Items from a data source
++++++++

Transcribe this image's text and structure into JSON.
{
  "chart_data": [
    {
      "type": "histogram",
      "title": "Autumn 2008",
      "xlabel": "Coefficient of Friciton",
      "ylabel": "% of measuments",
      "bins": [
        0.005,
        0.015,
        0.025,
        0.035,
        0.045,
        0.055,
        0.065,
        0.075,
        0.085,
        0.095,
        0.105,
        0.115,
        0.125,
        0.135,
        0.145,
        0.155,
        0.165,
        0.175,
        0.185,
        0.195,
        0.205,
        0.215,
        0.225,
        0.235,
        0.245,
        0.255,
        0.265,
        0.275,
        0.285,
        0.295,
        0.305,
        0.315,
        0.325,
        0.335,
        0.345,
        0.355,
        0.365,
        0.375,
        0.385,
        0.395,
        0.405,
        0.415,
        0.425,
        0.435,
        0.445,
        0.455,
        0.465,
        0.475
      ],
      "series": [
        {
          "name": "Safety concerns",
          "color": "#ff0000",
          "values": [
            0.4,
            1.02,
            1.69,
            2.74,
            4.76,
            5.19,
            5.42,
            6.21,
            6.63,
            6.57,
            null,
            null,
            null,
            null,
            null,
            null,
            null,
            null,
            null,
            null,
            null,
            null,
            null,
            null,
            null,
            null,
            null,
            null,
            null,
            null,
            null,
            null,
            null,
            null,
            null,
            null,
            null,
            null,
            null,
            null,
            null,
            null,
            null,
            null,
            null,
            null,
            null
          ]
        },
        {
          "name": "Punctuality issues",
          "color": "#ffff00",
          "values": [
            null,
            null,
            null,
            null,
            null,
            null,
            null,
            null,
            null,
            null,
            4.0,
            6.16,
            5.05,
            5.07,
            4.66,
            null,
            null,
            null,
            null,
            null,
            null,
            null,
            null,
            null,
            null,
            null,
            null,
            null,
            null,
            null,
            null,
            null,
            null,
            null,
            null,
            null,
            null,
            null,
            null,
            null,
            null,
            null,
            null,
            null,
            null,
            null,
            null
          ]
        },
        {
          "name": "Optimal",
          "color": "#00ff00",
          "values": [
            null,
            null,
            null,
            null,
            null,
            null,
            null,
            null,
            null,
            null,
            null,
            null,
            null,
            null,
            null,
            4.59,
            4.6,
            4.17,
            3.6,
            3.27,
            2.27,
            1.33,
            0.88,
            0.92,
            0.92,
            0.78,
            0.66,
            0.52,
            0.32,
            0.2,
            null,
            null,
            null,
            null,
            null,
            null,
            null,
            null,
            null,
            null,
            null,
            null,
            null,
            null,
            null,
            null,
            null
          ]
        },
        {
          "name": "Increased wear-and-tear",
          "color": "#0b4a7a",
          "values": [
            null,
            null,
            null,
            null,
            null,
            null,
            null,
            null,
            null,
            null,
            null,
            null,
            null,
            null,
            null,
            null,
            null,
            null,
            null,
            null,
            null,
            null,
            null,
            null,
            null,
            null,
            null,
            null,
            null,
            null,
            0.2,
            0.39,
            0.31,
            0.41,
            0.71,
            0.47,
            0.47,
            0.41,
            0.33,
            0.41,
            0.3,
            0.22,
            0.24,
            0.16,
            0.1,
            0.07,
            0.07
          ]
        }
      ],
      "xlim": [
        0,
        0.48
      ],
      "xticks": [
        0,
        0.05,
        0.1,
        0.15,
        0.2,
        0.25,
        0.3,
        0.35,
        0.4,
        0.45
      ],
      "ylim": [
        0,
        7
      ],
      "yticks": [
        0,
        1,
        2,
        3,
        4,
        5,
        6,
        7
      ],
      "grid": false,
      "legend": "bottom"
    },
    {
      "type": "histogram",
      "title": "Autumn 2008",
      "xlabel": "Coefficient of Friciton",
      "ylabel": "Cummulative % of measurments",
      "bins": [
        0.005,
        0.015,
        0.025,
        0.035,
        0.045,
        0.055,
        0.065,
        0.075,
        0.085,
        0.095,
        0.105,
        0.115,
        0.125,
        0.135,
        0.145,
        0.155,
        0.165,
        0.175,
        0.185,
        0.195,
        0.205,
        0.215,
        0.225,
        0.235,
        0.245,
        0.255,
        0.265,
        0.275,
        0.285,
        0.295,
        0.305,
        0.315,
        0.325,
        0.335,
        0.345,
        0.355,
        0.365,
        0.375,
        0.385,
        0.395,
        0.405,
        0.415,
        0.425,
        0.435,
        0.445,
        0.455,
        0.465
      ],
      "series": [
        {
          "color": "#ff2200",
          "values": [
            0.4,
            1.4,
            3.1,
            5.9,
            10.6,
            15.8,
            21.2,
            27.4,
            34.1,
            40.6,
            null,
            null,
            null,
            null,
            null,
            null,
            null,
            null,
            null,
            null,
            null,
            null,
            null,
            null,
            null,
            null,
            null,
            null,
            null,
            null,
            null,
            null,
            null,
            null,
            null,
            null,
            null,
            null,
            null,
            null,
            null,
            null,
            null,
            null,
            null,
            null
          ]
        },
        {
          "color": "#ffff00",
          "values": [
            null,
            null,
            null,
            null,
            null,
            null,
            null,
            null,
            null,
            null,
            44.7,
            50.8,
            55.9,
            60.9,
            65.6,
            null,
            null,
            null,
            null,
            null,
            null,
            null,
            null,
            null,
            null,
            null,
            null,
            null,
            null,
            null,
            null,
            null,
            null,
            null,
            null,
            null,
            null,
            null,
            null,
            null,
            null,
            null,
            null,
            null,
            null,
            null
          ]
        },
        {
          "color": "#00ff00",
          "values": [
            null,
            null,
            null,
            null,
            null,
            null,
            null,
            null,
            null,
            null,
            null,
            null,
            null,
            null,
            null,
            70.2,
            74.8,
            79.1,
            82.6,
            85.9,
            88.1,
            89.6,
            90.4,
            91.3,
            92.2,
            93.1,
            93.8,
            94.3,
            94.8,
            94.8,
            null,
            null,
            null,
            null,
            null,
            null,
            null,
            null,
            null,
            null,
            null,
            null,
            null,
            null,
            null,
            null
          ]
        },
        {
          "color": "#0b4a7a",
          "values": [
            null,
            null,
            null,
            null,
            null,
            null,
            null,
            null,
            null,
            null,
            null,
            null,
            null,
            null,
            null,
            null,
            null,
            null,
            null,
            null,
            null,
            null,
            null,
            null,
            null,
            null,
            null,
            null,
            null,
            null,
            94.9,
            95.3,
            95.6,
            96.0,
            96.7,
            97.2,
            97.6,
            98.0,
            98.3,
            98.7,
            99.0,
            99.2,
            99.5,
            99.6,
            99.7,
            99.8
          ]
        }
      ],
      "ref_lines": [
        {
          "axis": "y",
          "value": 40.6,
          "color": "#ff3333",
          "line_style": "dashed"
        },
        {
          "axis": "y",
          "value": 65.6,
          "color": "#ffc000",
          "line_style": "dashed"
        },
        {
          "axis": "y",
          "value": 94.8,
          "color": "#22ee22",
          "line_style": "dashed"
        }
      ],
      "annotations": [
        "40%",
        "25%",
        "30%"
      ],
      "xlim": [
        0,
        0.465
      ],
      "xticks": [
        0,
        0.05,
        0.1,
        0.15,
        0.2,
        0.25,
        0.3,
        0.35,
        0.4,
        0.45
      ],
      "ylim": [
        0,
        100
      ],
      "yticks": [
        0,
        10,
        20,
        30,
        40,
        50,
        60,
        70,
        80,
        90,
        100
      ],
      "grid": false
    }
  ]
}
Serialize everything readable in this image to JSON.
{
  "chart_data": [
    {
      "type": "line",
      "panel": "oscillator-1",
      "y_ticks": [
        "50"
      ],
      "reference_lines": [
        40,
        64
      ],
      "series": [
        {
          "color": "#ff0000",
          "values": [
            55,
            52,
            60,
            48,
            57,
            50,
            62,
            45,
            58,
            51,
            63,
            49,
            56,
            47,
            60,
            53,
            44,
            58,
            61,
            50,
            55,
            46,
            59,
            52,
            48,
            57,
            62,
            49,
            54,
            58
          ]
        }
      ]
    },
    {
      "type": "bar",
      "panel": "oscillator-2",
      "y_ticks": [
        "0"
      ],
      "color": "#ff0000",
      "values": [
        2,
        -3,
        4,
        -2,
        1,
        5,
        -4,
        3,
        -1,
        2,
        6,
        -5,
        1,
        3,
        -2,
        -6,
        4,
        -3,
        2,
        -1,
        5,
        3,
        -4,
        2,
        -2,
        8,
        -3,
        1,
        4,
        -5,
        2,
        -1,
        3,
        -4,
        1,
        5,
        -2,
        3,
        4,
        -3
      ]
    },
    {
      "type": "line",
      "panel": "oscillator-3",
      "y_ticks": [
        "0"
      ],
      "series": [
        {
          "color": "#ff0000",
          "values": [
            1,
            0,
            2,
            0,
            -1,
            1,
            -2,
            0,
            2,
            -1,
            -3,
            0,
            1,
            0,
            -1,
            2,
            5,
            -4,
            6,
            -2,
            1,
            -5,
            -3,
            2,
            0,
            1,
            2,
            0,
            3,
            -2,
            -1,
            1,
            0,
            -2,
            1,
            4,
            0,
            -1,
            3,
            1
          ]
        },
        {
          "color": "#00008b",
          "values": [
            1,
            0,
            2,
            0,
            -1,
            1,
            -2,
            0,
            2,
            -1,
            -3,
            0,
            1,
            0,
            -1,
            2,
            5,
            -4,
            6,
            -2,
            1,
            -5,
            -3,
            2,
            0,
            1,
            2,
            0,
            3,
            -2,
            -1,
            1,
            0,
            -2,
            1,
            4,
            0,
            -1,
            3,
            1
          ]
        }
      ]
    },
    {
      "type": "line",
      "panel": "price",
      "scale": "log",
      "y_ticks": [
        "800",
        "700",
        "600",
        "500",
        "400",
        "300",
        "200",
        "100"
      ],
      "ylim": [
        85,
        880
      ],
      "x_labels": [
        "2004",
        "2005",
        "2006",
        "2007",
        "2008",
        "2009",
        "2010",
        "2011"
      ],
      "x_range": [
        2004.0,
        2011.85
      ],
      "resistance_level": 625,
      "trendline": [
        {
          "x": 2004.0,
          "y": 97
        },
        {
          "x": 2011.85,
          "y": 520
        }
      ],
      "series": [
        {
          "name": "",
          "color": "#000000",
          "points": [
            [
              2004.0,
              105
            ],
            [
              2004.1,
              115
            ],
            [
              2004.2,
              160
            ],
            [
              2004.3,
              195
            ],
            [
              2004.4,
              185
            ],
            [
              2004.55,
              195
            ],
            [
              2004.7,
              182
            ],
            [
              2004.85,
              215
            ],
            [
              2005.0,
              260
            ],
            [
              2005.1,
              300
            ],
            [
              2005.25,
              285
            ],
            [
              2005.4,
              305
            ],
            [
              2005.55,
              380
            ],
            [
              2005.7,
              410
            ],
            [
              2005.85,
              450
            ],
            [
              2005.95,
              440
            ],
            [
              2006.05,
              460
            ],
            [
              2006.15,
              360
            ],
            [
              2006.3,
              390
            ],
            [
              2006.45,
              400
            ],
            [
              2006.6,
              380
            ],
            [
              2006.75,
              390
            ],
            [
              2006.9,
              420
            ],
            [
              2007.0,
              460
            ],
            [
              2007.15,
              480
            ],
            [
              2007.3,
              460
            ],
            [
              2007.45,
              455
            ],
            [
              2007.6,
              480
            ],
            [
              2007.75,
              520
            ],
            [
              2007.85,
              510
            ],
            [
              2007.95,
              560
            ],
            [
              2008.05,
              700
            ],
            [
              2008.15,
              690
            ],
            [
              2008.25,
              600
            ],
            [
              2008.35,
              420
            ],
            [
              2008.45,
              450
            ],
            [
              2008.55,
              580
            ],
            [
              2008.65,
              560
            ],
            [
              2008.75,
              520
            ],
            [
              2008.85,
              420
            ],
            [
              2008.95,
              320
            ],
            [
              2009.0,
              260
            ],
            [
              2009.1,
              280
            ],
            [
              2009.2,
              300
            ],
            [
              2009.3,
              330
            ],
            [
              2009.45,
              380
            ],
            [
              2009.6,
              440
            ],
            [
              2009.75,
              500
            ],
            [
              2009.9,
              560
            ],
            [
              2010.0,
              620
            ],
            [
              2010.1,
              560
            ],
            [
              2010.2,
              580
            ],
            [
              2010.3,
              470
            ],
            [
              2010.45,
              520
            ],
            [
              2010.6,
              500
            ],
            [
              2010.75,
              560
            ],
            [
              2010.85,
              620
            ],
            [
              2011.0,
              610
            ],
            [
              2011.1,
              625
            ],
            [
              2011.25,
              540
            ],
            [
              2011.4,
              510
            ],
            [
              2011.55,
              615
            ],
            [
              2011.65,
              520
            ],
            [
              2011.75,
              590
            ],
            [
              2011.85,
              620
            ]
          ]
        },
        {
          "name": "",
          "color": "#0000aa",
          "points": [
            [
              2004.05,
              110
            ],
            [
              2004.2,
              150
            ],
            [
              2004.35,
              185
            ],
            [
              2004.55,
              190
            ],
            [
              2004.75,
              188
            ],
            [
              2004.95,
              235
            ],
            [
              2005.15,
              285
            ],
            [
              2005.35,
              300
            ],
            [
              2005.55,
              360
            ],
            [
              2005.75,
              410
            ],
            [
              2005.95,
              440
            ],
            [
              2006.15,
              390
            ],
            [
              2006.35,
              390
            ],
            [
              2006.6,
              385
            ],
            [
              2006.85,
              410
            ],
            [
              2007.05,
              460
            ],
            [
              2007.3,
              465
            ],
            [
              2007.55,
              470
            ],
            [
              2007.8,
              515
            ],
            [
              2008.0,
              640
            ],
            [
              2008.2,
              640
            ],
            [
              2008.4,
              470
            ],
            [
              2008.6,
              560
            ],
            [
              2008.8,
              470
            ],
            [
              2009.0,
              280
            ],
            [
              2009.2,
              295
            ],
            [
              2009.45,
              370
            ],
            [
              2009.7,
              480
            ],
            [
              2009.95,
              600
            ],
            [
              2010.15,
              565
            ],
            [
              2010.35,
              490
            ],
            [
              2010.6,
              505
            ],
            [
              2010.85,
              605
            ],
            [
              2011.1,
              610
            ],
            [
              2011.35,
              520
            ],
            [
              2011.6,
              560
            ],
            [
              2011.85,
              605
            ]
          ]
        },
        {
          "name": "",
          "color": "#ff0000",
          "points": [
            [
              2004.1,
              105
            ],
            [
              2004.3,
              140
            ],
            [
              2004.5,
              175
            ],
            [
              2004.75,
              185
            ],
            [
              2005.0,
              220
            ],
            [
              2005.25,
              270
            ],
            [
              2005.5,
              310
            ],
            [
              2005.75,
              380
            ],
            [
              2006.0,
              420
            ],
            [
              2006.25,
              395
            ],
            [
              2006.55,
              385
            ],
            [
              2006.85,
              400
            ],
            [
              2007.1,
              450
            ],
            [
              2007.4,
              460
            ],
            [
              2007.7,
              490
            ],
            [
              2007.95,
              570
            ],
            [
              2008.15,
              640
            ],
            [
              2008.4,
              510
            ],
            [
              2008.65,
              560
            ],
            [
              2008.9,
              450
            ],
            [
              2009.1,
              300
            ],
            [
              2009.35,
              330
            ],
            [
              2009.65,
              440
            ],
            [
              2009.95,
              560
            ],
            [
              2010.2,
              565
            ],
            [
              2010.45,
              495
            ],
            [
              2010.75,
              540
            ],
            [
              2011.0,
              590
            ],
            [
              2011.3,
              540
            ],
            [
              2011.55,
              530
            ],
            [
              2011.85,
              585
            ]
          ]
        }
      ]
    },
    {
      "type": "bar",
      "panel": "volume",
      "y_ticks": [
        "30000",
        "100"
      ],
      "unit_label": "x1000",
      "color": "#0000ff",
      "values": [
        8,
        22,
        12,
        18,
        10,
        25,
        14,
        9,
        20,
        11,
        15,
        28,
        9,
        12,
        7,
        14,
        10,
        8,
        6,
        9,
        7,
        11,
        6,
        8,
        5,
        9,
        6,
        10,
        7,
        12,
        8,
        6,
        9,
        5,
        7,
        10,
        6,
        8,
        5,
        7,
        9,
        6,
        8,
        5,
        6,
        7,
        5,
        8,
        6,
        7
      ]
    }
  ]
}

++++++++

■ Written exercise
State the count of lines holding the string "image" in the listing above, and nothing else.

■ Task answer
2